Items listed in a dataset
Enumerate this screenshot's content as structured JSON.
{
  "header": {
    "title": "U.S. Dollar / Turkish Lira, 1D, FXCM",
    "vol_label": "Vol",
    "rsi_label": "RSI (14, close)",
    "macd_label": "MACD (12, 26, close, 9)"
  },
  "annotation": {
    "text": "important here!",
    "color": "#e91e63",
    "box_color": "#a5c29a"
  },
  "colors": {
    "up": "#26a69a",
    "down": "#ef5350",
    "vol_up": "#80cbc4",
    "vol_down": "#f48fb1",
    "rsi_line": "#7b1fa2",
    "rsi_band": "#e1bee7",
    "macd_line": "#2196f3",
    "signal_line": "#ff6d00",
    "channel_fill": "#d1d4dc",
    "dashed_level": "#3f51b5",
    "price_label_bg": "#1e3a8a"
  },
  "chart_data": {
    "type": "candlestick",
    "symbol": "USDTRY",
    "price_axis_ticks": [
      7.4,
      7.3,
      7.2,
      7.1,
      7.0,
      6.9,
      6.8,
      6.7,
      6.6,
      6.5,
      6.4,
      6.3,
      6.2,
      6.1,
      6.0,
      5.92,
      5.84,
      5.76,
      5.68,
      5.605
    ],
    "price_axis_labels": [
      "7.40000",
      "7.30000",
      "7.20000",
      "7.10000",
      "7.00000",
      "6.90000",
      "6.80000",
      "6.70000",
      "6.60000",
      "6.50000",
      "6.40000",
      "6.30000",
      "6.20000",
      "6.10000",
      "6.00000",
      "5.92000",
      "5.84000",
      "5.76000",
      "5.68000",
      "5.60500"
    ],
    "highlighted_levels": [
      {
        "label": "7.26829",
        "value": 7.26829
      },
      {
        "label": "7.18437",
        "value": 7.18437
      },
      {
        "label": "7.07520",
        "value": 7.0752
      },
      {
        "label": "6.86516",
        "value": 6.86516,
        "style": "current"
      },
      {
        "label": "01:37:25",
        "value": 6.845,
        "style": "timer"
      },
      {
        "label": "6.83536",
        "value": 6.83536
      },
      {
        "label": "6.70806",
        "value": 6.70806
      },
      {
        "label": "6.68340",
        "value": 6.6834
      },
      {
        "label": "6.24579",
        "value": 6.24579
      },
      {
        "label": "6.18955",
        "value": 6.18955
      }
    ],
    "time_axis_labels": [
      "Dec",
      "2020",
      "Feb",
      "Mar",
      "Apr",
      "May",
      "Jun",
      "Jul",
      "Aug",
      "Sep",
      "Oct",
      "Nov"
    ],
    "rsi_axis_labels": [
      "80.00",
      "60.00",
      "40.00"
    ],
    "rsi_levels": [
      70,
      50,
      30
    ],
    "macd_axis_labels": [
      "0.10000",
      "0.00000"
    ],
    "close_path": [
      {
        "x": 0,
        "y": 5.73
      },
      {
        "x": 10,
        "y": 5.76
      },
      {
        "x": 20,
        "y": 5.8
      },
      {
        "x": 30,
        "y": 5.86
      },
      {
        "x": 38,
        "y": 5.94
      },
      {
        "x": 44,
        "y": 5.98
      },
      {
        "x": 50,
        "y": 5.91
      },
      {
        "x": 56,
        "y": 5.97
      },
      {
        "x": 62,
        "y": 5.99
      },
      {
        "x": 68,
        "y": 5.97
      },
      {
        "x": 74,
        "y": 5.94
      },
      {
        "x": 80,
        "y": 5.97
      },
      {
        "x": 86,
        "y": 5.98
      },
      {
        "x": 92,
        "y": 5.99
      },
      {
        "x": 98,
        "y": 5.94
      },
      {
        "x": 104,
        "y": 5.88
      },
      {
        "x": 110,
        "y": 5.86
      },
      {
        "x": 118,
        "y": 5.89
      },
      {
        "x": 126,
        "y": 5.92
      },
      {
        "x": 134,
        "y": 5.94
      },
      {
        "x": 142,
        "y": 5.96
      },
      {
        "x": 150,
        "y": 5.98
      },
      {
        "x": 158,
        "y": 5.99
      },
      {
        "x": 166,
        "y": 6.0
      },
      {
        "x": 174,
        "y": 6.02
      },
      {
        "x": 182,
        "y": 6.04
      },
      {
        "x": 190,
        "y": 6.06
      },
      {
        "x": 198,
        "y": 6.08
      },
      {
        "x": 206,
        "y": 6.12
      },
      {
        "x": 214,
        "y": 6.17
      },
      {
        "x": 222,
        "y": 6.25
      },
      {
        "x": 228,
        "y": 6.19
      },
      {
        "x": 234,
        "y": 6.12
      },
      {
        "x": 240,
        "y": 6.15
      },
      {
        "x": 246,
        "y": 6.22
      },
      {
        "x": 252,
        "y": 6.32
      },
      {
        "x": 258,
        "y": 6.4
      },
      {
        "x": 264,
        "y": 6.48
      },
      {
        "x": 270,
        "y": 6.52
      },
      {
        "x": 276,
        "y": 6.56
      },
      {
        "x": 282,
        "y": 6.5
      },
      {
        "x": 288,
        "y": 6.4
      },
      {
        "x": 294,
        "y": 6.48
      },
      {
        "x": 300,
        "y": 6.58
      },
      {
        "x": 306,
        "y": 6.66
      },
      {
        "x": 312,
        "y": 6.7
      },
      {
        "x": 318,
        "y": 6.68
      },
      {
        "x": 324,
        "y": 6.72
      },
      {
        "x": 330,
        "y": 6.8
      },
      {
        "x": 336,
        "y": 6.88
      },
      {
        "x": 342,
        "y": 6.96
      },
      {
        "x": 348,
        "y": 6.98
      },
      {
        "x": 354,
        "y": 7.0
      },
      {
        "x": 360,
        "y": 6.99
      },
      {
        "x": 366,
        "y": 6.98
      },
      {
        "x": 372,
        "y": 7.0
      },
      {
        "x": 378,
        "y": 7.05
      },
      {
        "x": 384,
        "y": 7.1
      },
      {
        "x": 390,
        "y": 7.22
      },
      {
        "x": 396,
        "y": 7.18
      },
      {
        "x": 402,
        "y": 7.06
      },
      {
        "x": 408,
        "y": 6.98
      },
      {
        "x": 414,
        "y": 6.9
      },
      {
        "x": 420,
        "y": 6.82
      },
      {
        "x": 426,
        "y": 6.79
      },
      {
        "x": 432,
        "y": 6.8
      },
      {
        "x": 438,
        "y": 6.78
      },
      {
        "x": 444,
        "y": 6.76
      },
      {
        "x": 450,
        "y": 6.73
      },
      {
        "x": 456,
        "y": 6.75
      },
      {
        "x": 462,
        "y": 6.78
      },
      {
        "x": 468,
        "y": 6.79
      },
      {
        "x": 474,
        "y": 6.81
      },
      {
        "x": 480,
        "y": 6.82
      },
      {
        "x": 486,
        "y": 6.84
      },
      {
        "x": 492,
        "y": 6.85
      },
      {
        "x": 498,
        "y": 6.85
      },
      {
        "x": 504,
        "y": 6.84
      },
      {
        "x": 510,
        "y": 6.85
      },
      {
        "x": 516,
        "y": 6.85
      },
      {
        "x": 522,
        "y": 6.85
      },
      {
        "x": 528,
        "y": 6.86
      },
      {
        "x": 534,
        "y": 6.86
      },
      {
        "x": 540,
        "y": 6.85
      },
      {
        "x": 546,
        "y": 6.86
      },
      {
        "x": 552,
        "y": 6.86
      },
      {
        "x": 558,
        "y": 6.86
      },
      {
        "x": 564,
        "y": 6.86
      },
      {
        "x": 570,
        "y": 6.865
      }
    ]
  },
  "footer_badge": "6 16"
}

TO BE DONE: Recite the full listing above exactly.

THE ANSWER:
Enumerate this screenshot's content as structured JSON.
{
  "header": {
    "title": "U.S. Dollar / Turkish Lira, 1D, FXCM",
    "vol_label": "Vol",
    "rsi_label": "RSI (14, close)",
    "macd_label": "MACD (12, 26, close, 9)"
  },
  "annotation": {
    "text": "important here!",
    "color": "#e91e63",
    "box_color": "#a5c29a"
  },
  "colors": {
    "up": "#26a69a",
    "down": "#ef5350",
    "vol_up": "#80cbc4",
    "vol_down": "#f48fb1",
    "rsi_line": "#7b1fa2",
    "rsi_band": "#e1bee7",
    "macd_line": "#2196f3",
    "signal_line": "#ff6d00",
    "channel_fill": "#d1d4dc",
    "dashed_level": "#3f51b5",
    "price_label_bg": "#1e3a8a"
  },
  "chart_data": {
    "type": "candlestick",
    "symbol": "USDTRY",
    "price_axis_ticks": [
      7.4,
      7.3,
      7.2,
      7.1,
      7.0,
      6.9,
      6.8,
      6.7,
      6.6,
      6.5,
      6.4,
      6.3,
      6.2,
      6.1,
      6.0,
      5.92,
      5.84,
      5.76,
      5.68,
      5.605
    ],
    "price_axis_labels": [
      "7.40000",
      "7.30000",
      "7.20000",
      "7.10000",
      "7.00000",
      "6.90000",
      "6.80000",
      "6.70000",
      "6.60000",
      "6.50000",
      "6.40000",
      "6.30000",
      "6.20000",
      "6.10000",
      "6.00000",
      "5.92000",
      "5.84000",
      "5.76000",
      "5.68000",
      "5.60500"
    ],
    "highlighted_levels": [
      {
        "label": "7.26829",
        "value": 7.26829
      },
      {
        "label": "7.18437",
        "value": 7.18437
      },
      {
        "label": "7.07520",
        "value": 7.0752
      },
      {
        "label": "6.86516",
        "value": 6.86516,
        "style": "current"
      },
      {
        "label": "01:37:25",
        "value": 6.845,
        "style": "timer"
      },
      {
        "label": "6.83536",
        "value": 6.83536
      },
      {
        "label": "6.70806",
        "value": 6.70806
      },
      {
        "label": "6.68340",
        "value": 6.6834
      },
      {
        "label": "6.24579",
        "value": 6.24579
      },
      {
        "label": "6.18955",
        "value": 6.18955
      }
    ],
    "time_axis_labels": [
      "Dec",
      "2020",
      "Feb",
      "Mar",
      "Apr",
      "May",
      "Jun",
      "Jul",
      "Aug",
      "Sep",
      "Oct",
      "Nov"
    ],
    "rsi_axis_labels": [
      "80.00",
      "60.00",
      "40.00"
    ],
    "rsi_levels": [
      70,
      50,
      30
    ],
    "macd_axis_labels": [
      "0.10000",
      "0.00000"
    ],
    "close_path": [
      {
        "x": 0,
        "y": 5.73
      },
      {
        "x": 10,
        "y": 5.76
      },
      {
        "x": 20,
        "y": 5.8
      },
      {
        "x": 30,
        "y": 5.86
      },
      {
        "x": 38,
        "y": 5.94
      },
      {
        "x": 44,
        "y": 5.98
      },
      {
        "x": 50,
        "y": 5.91
      },
      {
        "x": 56,
        "y": 5.97
      },
      {
        "x": 62,
        "y": 5.99
      },
      {
        "x": 68,
        "y": 5.97
      },
      {
        "x": 74,
        "y": 5.94
      },
      {
        "x": 80,
        "y": 5.97
      },
      {
        "x": 86,
        "y": 5.98
      },
      {
        "x": 92,
        "y": 5.99
      },
      {
        "x": 98,
        "y": 5.94
      },
      {
        "x": 104,
        "y": 5.88
      },
      {
        "x": 110,
        "y": 5.86
      },
      {
        "x": 118,
        "y": 5.89
      },
      {
        "x": 126,
        "y": 5.92
      },
      {
        "x": 134,
        "y": 5.94
      },
      {
        "x": 142,
        "y": 5.96
      },
      {
        "x": 150,
        "y": 5.98
      },
      {
        "x": 158,
        "y": 5.99
      },
      {
        "x": 166,
        "y": 6.0
      },
      {
        "x": 174,
        "y": 6.02
      },
      {
        "x": 182,
        "y": 6.04
      },
      {
        "x": 190,
        "y": 6.06
      },
      {
        "x": 198,
        "y": 6.08
      },
      {
        "x": 206,
        "y": 6.12
      },
      {
        "x": 214,
        "y": 6.17
      },
      {
        "x": 222,
        "y": 6.25
      },
      {
        "x": 228,
        "y": 6.19
      },
      {
        "x": 234,
        "y": 6.12
      },
      {
        "x": 240,
        "y": 6.15
      },
      {
        "x": 246,
        "y": 6.22
      },
      {
        "x": 252,
        "y": 6.32
      },
      {
        "x": 258,
        "y": 6.4
      },
      {
        "x": 264,
        "y": 6.48
      },
      {
        "x": 270,
        "y": 6.52
      },
      {
        "x": 276,
        "y": 6.56
      },
      {
        "x": 282,
        "y": 6.5
      },
      {
        "x": 288,
        "y": 6.4
      },
      {
        "x": 294,
        "y": 6.48
      },
      {
        "x": 300,
        "y": 6.58
      },
      {
        "x": 306,
        "y": 6.66
      },
      {
        "x": 312,
        "y": 6.7
      },
      {
        "x": 318,
        "y": 6.68
      },
      {
        "x": 324,
        "y": 6.72
      },
      {
        "x": 330,
        "y": 6.8
      },
      {
        "x": 336,
        "y": 6.88
      },
      {
        "x": 342,
        "y": 6.96
      },
      {
        "x": 348,
        "y": 6.98
      },
      {
        "x": 354,
        "y": 7.0
      },
      {
        "x": 360,
        "y": 6.99
      },
      {
        "x": 366,
        "y": 6.98
      },
      {
        "x": 372,
        "y": 7.0
      },
      {
        "x": 378,
        "y": 7.05
      },
      {
        "x": 384,
        "y": 7.1
      },
      {
        "x": 390,
        "y": 7.22
      },
      {
        "x": 396,
        "y": 7.18
      },
      {
        "x": 402,
        "y": 7.06
      },
      {
        "x": 408,
        "y": 6.98
      },
      {
        "x": 414,
        "y": 6.9
      },
      {
        "x": 420,
        "y": 6.82
      },
      {
        "x": 426,
        "y": 6.79
      },
      {
        "x": 432,
        "y": 6.8
      },
      {
        "x": 438,
        "y": 6.78
      },
      {
        "x": 444,
        "y": 6.76
      },
      {
        "x": 450,
        "y": 6.73
      },
      {
        "x": 456,
        "y": 6.75
      },
      {
        "x": 462,
        "y": 6.78
      },
      {
        "x": 468,
        "y": 6.79
      },
      {
        "x": 474,
        "y": 6.81
      },
      {
        "x": 480,
        "y": 6.82
      },
      {
        "x": 486,
        "y": 6.84
      },
      {
        "x": 492,
        "y": 6.85
      },
      {
        "x": 498,
        "y": 6.85
      },
      {
        "x": 504,
        "y": 6.84
      },
      {
        "x": 510,
        "y": 6.85
      },
      {
        "x": 516,
        "y": 6.85
      },
      {
        "x": 522,
        "y": 6.85
      },
      {
        "x": 528,
        "y": 6.86
      },
      {
        "x": 534,
        "y": 6.86
      },
      {
        "x": 540,
        "y": 6.85
      },
      {
        "x": 546,
        "y": 6.86
      },
      {
        "x": 552,
        "y": 6.86
      },
      {
        "x": 558,
        "y": 6.86
      },
      {
        "x": 564,
        "y": 6.86
      },
      {
        "x": 570,
        "y": 6.865
      }
    ]
  },
  "footer_badge": "6 16"
}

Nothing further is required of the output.